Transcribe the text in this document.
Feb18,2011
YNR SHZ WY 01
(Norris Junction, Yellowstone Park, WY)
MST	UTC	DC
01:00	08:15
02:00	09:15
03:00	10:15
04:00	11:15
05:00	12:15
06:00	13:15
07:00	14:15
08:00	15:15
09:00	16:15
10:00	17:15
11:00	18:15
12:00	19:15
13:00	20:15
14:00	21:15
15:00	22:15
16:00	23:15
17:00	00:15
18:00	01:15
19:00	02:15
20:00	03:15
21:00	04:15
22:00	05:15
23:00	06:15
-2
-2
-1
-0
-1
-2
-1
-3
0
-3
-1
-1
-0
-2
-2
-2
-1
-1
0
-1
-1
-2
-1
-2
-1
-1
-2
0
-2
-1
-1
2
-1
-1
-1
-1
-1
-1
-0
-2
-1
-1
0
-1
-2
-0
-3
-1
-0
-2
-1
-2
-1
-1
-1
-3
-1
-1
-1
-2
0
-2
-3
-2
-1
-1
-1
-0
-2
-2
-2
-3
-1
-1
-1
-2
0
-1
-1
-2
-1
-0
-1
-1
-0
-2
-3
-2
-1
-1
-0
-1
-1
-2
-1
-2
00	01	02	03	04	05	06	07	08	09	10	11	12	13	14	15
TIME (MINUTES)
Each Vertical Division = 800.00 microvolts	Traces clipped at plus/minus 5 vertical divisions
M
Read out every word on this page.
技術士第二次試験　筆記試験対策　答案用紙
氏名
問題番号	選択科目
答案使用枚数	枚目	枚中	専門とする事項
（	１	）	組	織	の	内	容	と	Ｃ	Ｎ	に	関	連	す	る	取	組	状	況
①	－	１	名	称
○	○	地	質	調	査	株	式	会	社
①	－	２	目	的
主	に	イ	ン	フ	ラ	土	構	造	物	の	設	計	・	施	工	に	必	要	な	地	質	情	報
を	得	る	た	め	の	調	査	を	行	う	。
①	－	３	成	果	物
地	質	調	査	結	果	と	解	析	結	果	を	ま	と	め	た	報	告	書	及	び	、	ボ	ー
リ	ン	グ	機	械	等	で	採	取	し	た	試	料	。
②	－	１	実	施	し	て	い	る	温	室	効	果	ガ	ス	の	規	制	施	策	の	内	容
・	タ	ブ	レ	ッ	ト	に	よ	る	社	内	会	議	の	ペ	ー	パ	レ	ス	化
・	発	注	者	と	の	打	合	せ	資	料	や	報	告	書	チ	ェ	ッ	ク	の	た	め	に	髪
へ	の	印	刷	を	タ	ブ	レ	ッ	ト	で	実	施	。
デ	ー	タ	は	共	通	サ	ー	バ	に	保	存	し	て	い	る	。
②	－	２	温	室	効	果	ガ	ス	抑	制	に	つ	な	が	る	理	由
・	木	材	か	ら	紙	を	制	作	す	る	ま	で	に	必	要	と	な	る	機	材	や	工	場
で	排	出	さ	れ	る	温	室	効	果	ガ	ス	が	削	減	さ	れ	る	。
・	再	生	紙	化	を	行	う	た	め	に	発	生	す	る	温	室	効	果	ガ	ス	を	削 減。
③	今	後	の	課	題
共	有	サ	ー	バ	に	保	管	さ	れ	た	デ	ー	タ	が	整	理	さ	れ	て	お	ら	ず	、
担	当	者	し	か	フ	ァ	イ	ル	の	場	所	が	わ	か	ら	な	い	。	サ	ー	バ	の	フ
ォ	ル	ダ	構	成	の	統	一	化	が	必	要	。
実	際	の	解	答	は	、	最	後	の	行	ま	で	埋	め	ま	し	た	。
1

### WHAT IS NEEDED:
Return the material exactly as it stands.

### RESULT:
Transcribe the text in this document.
Feb18,2011
YNR SHZ WY 01
(Norris Junction, Yellowstone Park, WY)
MST	UTC	DC
01:00	08:15
02:00	09:15
03:00	10:15
04:00	11:15
05:00	12:15
06:00	13:15
07:00	14:15
08:00	15:15
09:00	16:15
10:00	17:15
11:00	18:15
12:00	19:15
13:00	20:15
14:00	21:15
15:00	22:15
16:00	23:15
17:00	00:15
18:00	01:15
19:00	02:15
20:00	03:15
21:00	04:15
22:00	05:15
23:00	06:15
-2
-2
-1
-0
-1
-2
-1
-3
0
-3
-1
-1
-0
-2
-2
-2
-1
-1
0
-1
-1
-2
-1
-2
-1
-1
-2
0
-2
-1
-1
2
-1
-1
-1
-1
-1
-1
-0
-2
-1
-1
0
-1
-2
-0
-3
-1
-0
-2
-1
-2
-1
-1
-1
-3
-1
-1
-1
-2
0
-2
-3
-2
-1
-1
-1
-0
-2
-2
-2
-3
-1
-1
-1
-2
0
-1
-1
-2
-1
-0
-1
-1
-0
-2
-3
-2
-1
-1
-0
-1
-1
-2
-1
-2
00	01	02	03	04	05	06	07	08	09	10	11	12	13	14	15
TIME (MINUTES)
Each Vertical Division = 800.00 microvolts	Traces clipped at plus/minus 5 vertical divisions
M
Read out every word on this page.
技術士第二次試験　筆記試験対策　答案用紙
氏名
問題番号	選択科目
答案使用枚数	枚目	枚中	専門とする事項
（	１	）	組	織	の	内	容	と	Ｃ	Ｎ	に	関	連	す	る	取	組	状	況
①	－	１	名	称
○	○	地	質	調	査	株	式	会	社
①	－	２	目	的
主	に	イ	ン	フ	ラ	土	構	造	物	の	設	計	・	施	工	に	必	要	な	地	質	情	報
を	得	る	た	め	の	調	査	を	行	う	。
①	－	３	成	果	物
地	質	調	査	結	果	と	解	析	結	果	を	ま	と	め	た	報	告	書	及	び	、	ボ	ー
リ	ン	グ	機	械	等	で	採	取	し	た	試	料	。
②	－	１	実	施	し	て	い	る	温	室	効	果	ガ	ス	の	規	制	施	策	の	内	容
・	タ	ブ	レ	ッ	ト	に	よ	る	社	内	会	議	の	ペ	ー	パ	レ	ス	化
・	発	注	者	と	の	打	合	せ	資	料	や	報	告	書	チ	ェ	ッ	ク	の	た	め	に	髪
へ	の	印	刷	を	タ	ブ	レ	ッ	ト	で	実	施	。
デ	ー	タ	は	共	通	サ	ー	バ	に	保	存	し	て	い	る	。
②	－	２	温	室	効	果	ガ	ス	抑	制	に	つ	な	が	る	理	由
・	木	材	か	ら	紙	を	制	作	す	る	ま	で	に	必	要	と	な	る	機	材	や	工	場
で	排	出	さ	れ	る	温	室	効	果	ガ	ス	が	削	減	さ	れ	る	。
・	再	生	紙	化	を	行	う	た	め	に	発	生	す	る	温	室	効	果	ガ	ス	を	削 減。
③	今	後	の	課	題
共	有	サ	ー	バ	に	保	管	さ	れ	た	デ	ー	タ	が	整	理	さ	れ	て	お	ら	ず	、
担	当	者	し	か	フ	ァ	イ	ル	の	場	所	が	わ	か	ら	な	い	。	サ	ー	バ	の	フ
ォ	ル	ダ	構	成	の	統	一	化	が	必	要	。
実	際	の	解	答	は	、	最	後	の	行	ま	で	埋	め	ま	し	た	。
1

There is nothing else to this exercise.